> **WHAT THE TASK REQUIRES**: Each line below either holds the string "septembre" or doesn't. Count those that do and give only the number.

# # # #

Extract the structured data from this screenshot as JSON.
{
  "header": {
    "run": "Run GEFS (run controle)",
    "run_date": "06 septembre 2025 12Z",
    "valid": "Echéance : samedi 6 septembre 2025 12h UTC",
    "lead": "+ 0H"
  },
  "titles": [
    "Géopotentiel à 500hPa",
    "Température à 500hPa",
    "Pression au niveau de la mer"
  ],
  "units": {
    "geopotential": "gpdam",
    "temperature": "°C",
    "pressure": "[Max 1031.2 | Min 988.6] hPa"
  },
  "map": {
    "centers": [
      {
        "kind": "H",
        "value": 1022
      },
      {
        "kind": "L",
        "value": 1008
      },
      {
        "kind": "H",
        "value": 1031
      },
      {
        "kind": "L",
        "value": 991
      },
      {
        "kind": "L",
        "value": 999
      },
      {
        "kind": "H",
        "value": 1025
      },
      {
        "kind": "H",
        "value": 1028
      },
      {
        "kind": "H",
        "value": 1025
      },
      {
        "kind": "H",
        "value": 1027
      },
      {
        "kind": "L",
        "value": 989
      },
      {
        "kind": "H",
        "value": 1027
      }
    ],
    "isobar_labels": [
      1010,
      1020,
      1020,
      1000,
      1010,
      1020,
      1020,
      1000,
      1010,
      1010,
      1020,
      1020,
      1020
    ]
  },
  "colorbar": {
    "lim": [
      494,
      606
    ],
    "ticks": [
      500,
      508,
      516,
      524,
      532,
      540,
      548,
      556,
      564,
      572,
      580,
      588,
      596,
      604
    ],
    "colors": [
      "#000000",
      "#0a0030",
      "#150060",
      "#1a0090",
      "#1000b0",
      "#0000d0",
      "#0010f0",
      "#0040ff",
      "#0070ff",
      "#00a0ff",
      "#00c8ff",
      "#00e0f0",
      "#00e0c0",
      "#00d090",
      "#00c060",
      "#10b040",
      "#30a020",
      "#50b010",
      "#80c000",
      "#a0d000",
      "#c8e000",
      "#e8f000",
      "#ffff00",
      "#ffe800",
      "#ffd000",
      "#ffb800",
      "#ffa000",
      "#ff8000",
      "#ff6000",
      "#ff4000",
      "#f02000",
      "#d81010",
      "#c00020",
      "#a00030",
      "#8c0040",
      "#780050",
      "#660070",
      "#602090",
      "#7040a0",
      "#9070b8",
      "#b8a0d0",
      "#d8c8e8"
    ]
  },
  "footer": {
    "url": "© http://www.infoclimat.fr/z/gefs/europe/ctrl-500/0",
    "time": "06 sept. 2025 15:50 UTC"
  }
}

# # # #

> **REPLY TO THE TASK**: 2